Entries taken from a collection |

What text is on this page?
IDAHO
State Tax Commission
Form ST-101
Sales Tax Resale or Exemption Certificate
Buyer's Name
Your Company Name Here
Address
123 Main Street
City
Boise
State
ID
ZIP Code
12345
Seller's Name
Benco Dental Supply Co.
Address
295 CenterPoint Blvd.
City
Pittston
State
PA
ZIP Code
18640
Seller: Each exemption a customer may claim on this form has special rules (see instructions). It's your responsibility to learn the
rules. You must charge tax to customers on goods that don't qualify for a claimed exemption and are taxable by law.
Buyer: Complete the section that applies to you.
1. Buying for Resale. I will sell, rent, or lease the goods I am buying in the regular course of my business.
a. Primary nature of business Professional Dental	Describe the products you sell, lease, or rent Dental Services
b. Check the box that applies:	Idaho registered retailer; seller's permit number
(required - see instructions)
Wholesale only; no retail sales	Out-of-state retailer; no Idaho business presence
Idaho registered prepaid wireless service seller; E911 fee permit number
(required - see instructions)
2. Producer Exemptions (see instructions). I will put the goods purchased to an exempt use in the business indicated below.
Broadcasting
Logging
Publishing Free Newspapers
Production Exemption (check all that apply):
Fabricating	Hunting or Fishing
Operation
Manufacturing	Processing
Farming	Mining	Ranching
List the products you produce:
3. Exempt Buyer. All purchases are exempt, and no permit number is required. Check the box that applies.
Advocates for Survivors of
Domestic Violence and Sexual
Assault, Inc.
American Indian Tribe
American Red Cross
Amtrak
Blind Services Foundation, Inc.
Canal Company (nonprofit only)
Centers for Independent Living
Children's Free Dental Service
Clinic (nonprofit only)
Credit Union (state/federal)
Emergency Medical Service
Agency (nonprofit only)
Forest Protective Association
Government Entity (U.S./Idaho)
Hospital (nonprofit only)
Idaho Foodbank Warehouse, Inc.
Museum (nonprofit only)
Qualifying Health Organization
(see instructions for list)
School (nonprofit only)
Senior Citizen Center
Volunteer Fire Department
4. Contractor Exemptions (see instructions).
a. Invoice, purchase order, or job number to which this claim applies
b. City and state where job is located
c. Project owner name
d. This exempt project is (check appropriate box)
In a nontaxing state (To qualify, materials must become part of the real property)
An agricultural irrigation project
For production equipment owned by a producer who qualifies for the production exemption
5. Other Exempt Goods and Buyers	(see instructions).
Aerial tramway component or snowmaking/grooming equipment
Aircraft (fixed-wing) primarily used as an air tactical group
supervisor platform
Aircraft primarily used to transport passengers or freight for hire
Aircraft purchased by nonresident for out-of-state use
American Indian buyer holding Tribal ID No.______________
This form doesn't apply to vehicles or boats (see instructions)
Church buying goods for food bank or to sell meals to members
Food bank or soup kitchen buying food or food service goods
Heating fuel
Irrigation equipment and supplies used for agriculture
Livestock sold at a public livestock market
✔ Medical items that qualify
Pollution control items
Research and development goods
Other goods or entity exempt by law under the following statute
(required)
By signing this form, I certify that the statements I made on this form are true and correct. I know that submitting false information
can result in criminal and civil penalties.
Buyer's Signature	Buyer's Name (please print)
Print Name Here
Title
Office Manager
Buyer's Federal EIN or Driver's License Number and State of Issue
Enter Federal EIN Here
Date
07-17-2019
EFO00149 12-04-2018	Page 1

Aim | Check each line of the entries for the string "Other". Copy the lines that have it.

Exercise response |
5. Other Exempt Goods and Buyers	(see instructions).
Other goods or entity exempt by law under the following statute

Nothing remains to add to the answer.